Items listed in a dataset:
>>

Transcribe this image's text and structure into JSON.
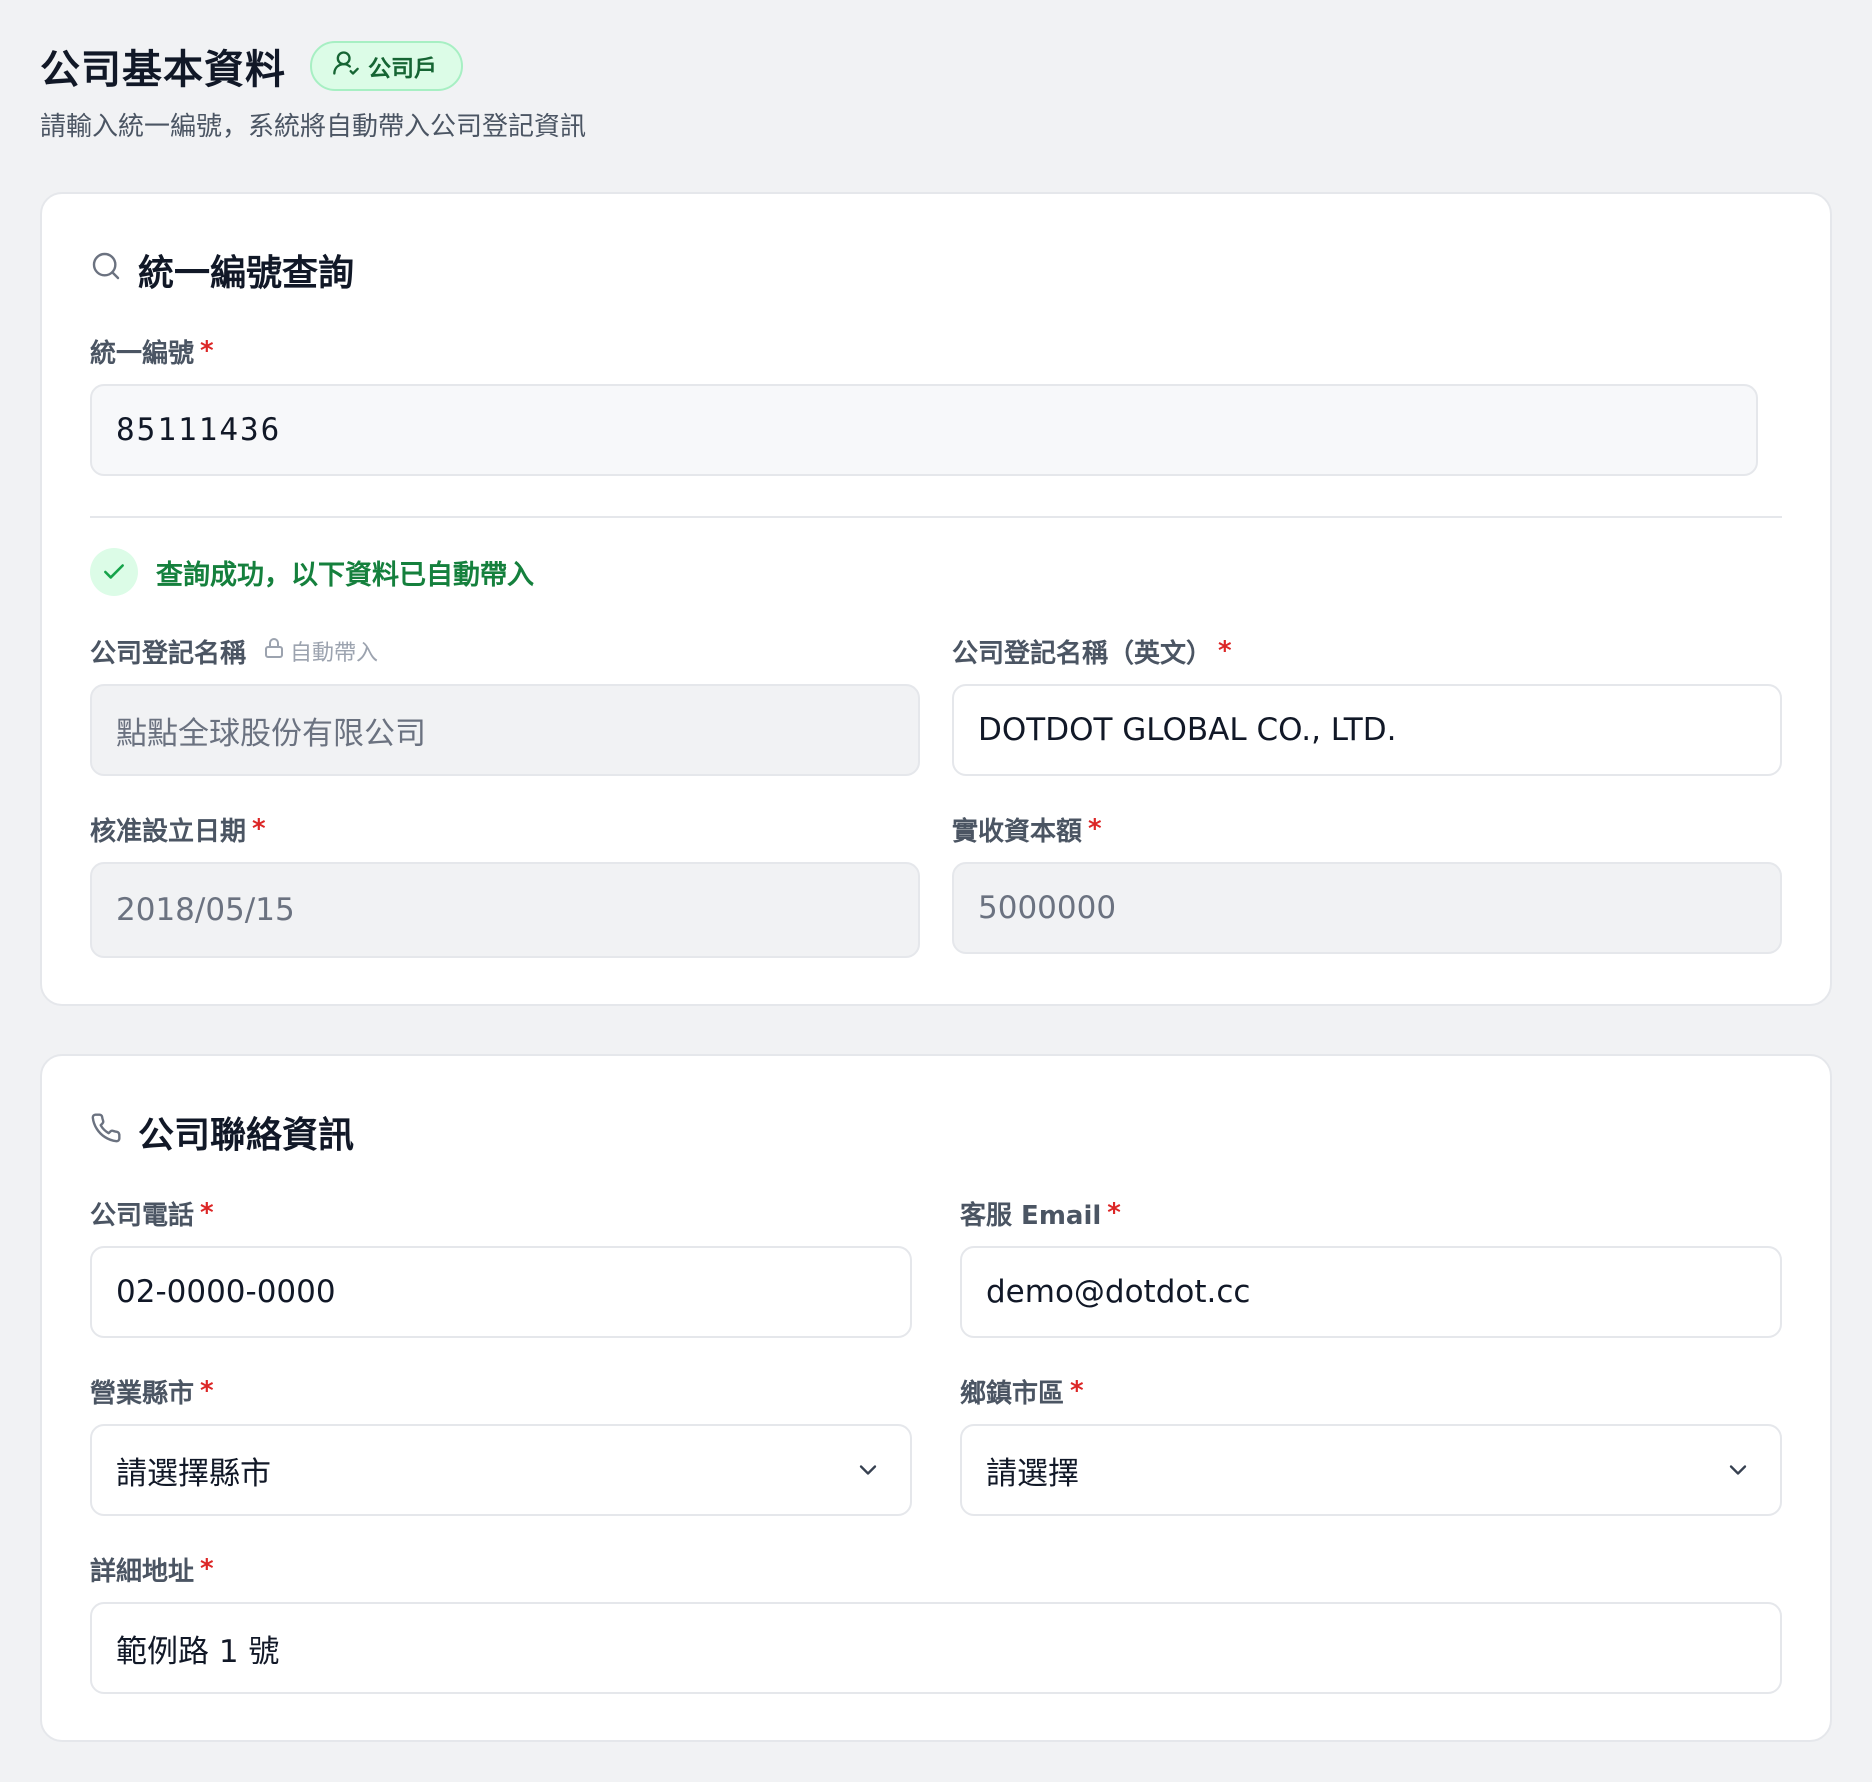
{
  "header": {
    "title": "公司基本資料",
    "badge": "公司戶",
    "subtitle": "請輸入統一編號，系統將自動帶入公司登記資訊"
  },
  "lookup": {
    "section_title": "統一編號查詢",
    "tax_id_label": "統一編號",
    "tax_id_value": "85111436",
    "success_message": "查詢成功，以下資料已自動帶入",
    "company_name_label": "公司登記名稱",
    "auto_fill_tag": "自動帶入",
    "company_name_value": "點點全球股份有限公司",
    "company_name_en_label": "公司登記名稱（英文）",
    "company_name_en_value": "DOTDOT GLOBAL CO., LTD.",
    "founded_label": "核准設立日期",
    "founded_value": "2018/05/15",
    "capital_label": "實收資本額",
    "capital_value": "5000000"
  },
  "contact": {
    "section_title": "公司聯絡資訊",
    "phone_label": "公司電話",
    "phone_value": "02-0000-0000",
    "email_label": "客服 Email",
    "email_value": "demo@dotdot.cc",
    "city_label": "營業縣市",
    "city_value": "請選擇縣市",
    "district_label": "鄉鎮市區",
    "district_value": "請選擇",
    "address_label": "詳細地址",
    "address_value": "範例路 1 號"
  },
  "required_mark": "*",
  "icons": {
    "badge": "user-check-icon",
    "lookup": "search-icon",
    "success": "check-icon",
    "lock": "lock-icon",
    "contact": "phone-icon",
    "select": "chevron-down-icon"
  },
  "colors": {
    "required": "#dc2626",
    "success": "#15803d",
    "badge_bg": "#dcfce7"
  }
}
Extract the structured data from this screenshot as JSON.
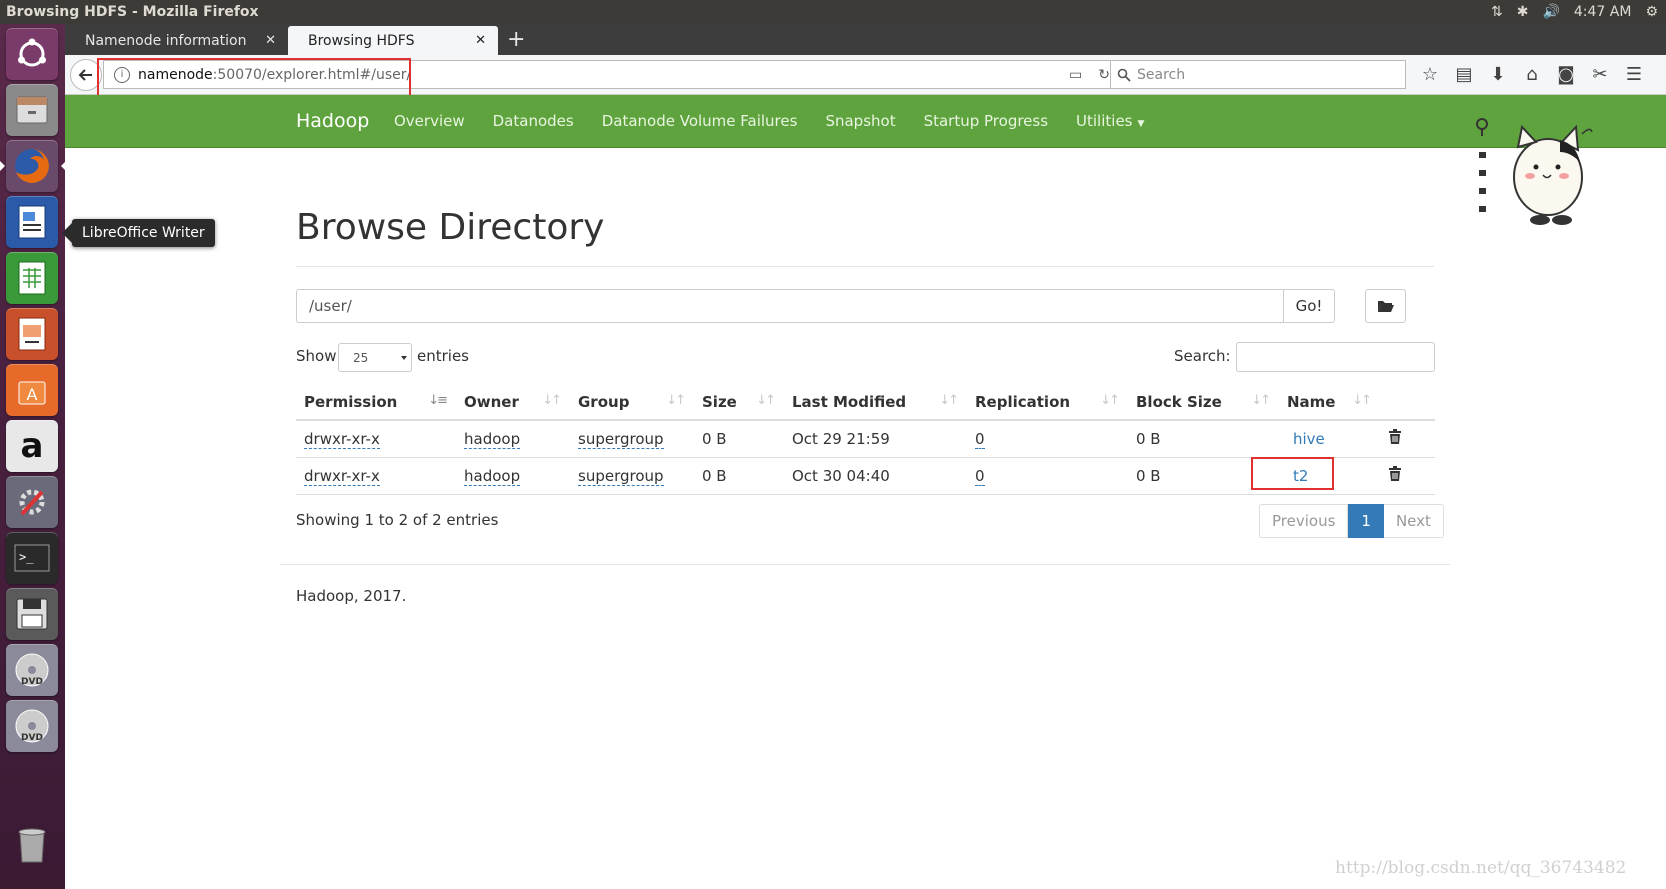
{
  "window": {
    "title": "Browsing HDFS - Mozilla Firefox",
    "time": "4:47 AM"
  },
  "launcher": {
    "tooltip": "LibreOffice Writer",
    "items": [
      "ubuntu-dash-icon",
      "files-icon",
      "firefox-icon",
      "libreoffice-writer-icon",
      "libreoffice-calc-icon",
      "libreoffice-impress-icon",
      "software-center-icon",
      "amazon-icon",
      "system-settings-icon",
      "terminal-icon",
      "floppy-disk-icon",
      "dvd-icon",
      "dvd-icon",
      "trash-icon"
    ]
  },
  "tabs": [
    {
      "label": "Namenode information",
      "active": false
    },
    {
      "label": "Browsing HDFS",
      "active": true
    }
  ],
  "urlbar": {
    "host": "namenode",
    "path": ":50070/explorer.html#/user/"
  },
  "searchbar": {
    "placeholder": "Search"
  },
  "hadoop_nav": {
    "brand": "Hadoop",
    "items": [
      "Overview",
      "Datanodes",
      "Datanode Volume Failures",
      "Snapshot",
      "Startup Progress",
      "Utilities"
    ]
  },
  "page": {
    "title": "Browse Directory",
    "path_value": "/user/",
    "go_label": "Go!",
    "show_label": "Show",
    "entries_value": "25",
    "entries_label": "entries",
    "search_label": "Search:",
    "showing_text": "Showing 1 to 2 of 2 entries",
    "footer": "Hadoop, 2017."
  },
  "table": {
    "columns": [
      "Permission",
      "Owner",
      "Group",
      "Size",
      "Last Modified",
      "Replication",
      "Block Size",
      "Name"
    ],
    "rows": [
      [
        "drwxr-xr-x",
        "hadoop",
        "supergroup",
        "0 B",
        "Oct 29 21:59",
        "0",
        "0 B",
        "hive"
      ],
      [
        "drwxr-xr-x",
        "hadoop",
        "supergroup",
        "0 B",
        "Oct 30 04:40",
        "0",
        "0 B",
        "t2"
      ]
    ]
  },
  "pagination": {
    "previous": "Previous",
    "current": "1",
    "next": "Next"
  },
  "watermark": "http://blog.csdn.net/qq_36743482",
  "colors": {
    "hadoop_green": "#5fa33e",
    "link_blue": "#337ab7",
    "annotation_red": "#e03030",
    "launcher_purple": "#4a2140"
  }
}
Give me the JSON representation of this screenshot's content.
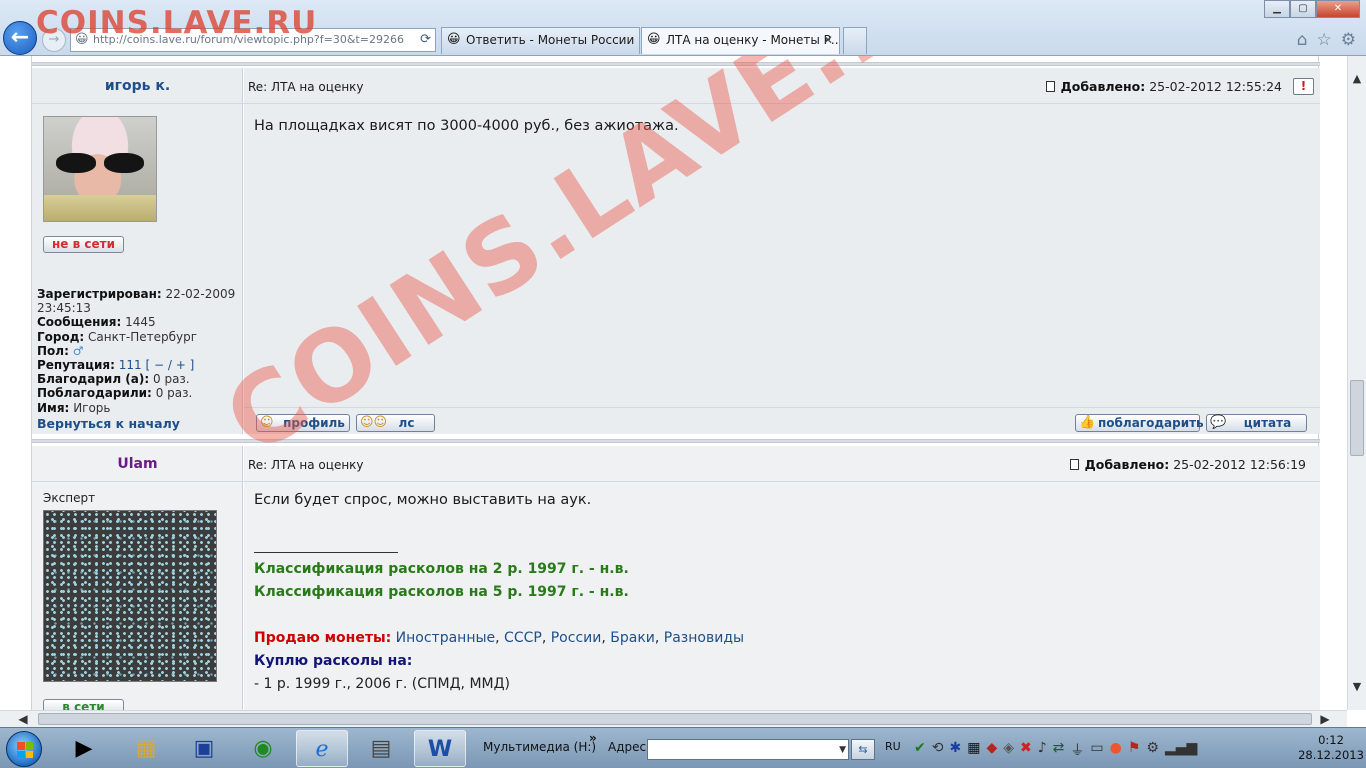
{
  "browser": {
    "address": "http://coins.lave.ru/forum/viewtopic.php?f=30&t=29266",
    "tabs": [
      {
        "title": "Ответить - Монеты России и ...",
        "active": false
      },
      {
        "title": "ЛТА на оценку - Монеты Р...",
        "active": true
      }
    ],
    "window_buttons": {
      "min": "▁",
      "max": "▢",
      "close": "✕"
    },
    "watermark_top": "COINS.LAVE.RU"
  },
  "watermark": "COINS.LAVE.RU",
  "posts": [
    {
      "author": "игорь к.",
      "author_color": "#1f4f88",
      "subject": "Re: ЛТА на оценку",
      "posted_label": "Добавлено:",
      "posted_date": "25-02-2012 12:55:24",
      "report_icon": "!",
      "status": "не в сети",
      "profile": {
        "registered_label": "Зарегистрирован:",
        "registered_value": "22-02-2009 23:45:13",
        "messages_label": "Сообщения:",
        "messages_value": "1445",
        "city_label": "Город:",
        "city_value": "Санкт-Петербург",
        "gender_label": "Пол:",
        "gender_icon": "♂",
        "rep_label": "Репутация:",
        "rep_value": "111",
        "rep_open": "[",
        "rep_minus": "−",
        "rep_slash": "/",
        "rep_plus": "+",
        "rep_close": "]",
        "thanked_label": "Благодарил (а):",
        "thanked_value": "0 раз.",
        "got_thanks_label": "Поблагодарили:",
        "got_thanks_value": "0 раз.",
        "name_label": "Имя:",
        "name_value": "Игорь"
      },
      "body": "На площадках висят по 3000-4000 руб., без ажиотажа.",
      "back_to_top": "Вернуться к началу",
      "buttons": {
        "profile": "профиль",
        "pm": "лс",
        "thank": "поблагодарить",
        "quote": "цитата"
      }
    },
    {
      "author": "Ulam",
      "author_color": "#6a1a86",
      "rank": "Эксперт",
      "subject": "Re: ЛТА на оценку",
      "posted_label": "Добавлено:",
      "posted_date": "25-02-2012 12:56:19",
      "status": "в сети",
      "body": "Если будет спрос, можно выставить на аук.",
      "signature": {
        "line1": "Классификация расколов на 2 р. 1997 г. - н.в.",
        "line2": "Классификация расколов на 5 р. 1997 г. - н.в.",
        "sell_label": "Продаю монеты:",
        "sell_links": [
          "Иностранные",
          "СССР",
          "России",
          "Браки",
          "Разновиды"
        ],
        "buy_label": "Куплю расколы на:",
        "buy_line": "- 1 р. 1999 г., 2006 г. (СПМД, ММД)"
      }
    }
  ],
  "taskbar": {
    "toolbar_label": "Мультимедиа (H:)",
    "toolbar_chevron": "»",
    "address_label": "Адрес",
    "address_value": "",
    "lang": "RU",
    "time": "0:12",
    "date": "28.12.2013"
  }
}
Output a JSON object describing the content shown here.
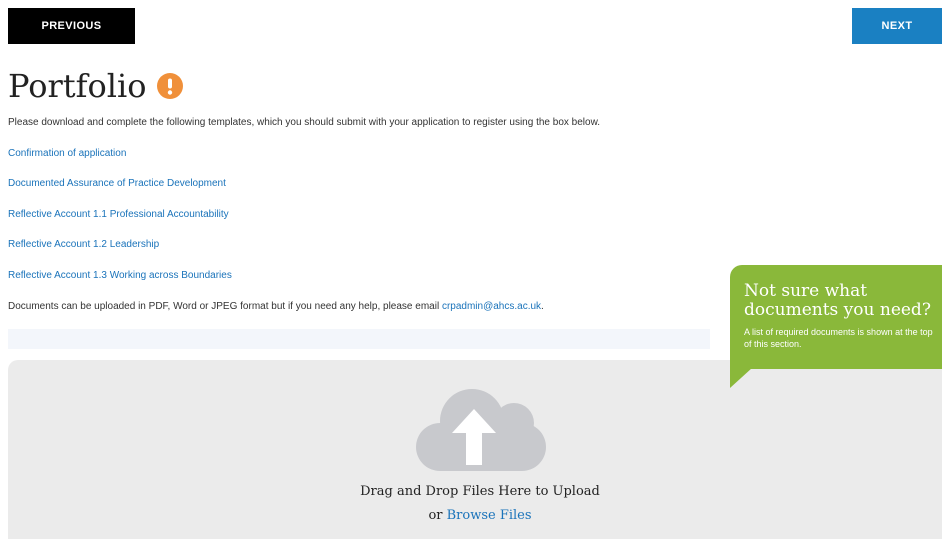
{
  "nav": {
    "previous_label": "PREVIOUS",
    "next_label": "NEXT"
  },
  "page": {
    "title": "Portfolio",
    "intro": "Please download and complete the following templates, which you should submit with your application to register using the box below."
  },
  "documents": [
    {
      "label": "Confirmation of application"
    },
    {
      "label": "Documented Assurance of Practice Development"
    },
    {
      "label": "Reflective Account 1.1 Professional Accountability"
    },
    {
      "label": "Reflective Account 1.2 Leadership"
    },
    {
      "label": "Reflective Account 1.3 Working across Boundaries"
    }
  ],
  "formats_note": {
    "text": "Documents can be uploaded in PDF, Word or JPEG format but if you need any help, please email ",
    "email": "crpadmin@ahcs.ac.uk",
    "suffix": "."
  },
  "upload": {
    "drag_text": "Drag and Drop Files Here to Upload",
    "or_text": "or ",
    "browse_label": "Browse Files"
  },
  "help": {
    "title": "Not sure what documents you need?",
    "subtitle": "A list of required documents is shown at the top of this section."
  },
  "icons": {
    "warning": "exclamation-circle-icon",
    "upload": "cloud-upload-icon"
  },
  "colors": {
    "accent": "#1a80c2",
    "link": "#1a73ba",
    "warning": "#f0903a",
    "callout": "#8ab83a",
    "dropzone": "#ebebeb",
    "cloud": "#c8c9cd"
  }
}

<<

- **Task brief**
From the data, list each line in which the string "Reflective" appears.

- **Solution below**
      "label": "Reflective Account 1.1 Professional Accountability"
      "label": "Reflective Account 1.2 Leadership"
      "label": "Reflective Account 1.3 Working across Boundaries"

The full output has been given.